[Data excerpts]
>> START

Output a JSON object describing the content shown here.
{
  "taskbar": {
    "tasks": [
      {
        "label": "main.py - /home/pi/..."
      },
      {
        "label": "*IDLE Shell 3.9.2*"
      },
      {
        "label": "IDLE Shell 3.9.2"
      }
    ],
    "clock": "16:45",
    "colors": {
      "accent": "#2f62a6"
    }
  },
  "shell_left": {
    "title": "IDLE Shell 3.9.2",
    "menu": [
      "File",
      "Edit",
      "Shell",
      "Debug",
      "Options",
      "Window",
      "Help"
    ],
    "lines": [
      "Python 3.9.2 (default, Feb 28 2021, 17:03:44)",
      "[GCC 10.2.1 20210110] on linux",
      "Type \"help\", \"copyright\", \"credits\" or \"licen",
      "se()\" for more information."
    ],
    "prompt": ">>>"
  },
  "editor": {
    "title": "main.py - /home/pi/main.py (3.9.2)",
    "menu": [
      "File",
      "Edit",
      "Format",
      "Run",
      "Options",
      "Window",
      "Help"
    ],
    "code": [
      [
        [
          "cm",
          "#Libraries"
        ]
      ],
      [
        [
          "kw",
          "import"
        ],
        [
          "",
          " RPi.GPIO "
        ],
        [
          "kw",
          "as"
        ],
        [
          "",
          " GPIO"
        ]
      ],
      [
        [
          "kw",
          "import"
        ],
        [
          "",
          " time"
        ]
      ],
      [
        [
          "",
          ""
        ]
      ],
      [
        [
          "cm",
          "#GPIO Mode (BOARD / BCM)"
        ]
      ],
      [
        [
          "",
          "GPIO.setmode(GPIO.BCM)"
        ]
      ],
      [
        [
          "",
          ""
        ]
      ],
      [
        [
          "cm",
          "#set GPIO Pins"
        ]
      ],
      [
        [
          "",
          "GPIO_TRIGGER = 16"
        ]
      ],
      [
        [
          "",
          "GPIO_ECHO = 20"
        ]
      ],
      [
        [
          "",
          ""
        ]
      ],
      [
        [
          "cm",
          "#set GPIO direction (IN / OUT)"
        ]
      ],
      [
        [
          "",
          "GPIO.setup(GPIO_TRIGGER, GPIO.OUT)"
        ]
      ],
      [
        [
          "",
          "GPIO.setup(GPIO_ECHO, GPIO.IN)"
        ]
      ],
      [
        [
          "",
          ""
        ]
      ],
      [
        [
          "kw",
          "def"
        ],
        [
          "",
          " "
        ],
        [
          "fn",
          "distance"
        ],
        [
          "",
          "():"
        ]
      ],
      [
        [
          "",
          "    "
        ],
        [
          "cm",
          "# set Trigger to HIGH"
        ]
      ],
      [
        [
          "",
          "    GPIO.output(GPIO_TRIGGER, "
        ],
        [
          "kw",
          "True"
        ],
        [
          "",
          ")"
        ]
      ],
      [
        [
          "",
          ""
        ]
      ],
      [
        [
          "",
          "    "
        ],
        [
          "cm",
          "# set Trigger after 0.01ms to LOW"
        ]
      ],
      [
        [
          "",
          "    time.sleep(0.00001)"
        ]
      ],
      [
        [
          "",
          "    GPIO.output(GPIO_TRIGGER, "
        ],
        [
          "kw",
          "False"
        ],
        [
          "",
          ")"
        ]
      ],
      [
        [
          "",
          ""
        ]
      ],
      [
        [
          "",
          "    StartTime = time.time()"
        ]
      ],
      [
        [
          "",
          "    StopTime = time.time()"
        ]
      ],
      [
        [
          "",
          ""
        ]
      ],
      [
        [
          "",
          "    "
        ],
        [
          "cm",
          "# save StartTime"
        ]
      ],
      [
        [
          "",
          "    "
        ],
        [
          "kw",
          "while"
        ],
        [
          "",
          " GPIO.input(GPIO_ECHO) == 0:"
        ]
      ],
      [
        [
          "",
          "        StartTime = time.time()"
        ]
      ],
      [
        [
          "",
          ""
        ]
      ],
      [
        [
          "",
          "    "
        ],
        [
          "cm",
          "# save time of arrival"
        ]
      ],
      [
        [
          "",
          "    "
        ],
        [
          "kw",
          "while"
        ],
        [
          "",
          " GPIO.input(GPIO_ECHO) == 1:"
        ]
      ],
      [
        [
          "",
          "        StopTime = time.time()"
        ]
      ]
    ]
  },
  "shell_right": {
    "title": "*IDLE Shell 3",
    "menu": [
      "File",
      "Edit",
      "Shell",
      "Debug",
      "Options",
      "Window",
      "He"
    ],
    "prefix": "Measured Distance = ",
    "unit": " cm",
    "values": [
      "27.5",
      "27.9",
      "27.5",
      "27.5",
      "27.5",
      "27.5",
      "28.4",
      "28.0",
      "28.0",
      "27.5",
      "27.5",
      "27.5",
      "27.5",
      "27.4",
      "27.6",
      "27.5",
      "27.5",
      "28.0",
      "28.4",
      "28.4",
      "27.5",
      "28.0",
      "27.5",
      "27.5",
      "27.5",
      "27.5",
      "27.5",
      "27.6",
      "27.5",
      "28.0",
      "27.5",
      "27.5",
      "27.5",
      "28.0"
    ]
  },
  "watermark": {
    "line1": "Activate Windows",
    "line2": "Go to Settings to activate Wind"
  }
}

>> END

Short exercise
Could you quote the material above in full, exactly as it stands?

Complete response
Output a JSON object describing the content shown here.
{
  "taskbar": {
    "tasks": [
      {
        "label": "main.py - /home/pi/..."
      },
      {
        "label": "*IDLE Shell 3.9.2*"
      },
      {
        "label": "IDLE Shell 3.9.2"
      }
    ],
    "clock": "16:45",
    "colors": {
      "accent": "#2f62a6"
    }
  },
  "shell_left": {
    "title": "IDLE Shell 3.9.2",
    "menu": [
      "File",
      "Edit",
      "Shell",
      "Debug",
      "Options",
      "Window",
      "Help"
    ],
    "lines": [
      "Python 3.9.2 (default, Feb 28 2021, 17:03:44)",
      "[GCC 10.2.1 20210110] on linux",
      "Type \"help\", \"copyright\", \"credits\" or \"licen",
      "se()\" for more information."
    ],
    "prompt": ">>>"
  },
  "editor": {
    "title": "main.py - /home/pi/main.py (3.9.2)",
    "menu": [
      "File",
      "Edit",
      "Format",
      "Run",
      "Options",
      "Window",
      "Help"
    ],
    "code": [
      [
        [
          "cm",
          "#Libraries"
        ]
      ],
      [
        [
          "kw",
          "import"
        ],
        [
          "",
          " RPi.GPIO "
        ],
        [
          "kw",
          "as"
        ],
        [
          "",
          " GPIO"
        ]
      ],
      [
        [
          "kw",
          "import"
        ],
        [
          "",
          " time"
        ]
      ],
      [
        [
          "",
          ""
        ]
      ],
      [
        [
          "cm",
          "#GPIO Mode (BOARD / BCM)"
        ]
      ],
      [
        [
          "",
          "GPIO.setmode(GPIO.BCM)"
        ]
      ],
      [
        [
          "",
          ""
        ]
      ],
      [
        [
          "cm",
          "#set GPIO Pins"
        ]
      ],
      [
        [
          "",
          "GPIO_TRIGGER = 16"
        ]
      ],
      [
        [
          "",
          "GPIO_ECHO = 20"
        ]
      ],
      [
        [
          "",
          ""
        ]
      ],
      [
        [
          "cm",
          "#set GPIO direction (IN / OUT)"
        ]
      ],
      [
        [
          "",
          "GPIO.setup(GPIO_TRIGGER, GPIO.OUT)"
        ]
      ],
      [
        [
          "",
          "GPIO.setup(GPIO_ECHO, GPIO.IN)"
        ]
      ],
      [
        [
          "",
          ""
        ]
      ],
      [
        [
          "kw",
          "def"
        ],
        [
          "",
          " "
        ],
        [
          "fn",
          "distance"
        ],
        [
          "",
          "():"
        ]
      ],
      [
        [
          "",
          "    "
        ],
        [
          "cm",
          "# set Trigger to HIGH"
        ]
      ],
      [
        [
          "",
          "    GPIO.output(GPIO_TRIGGER, "
        ],
        [
          "kw",
          "True"
        ],
        [
          "",
          ")"
        ]
      ],
      [
        [
          "",
          ""
        ]
      ],
      [
        [
          "",
          "    "
        ],
        [
          "cm",
          "# set Trigger after 0.01ms to LOW"
        ]
      ],
      [
        [
          "",
          "    time.sleep(0.00001)"
        ]
      ],
      [
        [
          "",
          "    GPIO.output(GPIO_TRIGGER, "
        ],
        [
          "kw",
          "False"
        ],
        [
          "",
          ")"
        ]
      ],
      [
        [
          "",
          ""
        ]
      ],
      [
        [
          "",
          "    StartTime = time.time()"
        ]
      ],
      [
        [
          "",
          "    StopTime = time.time()"
        ]
      ],
      [
        [
          "",
          ""
        ]
      ],
      [
        [
          "",
          "    "
        ],
        [
          "cm",
          "# save StartTime"
        ]
      ],
      [
        [
          "",
          "    "
        ],
        [
          "kw",
          "while"
        ],
        [
          "",
          " GPIO.input(GPIO_ECHO) == 0:"
        ]
      ],
      [
        [
          "",
          "        StartTime = time.time()"
        ]
      ],
      [
        [
          "",
          ""
        ]
      ],
      [
        [
          "",
          "    "
        ],
        [
          "cm",
          "# save time of arrival"
        ]
      ],
      [
        [
          "",
          "    "
        ],
        [
          "kw",
          "while"
        ],
        [
          "",
          " GPIO.input(GPIO_ECHO) == 1:"
        ]
      ],
      [
        [
          "",
          "        StopTime = time.time()"
        ]
      ]
    ]
  },
  "shell_right": {
    "title": "*IDLE Shell 3",
    "menu": [
      "File",
      "Edit",
      "Shell",
      "Debug",
      "Options",
      "Window",
      "He"
    ],
    "prefix": "Measured Distance = ",
    "unit": " cm",
    "values": [
      "27.5",
      "27.9",
      "27.5",
      "27.5",
      "27.5",
      "27.5",
      "28.4",
      "28.0",
      "28.0",
      "27.5",
      "27.5",
      "27.5",
      "27.5",
      "27.4",
      "27.6",
      "27.5",
      "27.5",
      "28.0",
      "28.4",
      "28.4",
      "27.5",
      "28.0",
      "27.5",
      "27.5",
      "27.5",
      "27.5",
      "27.5",
      "27.6",
      "27.5",
      "28.0",
      "27.5",
      "27.5",
      "27.5",
      "28.0"
    ]
  },
  "watermark": {
    "line1": "Activate Windows",
    "line2": "Go to Settings to activate Wind"
  }
}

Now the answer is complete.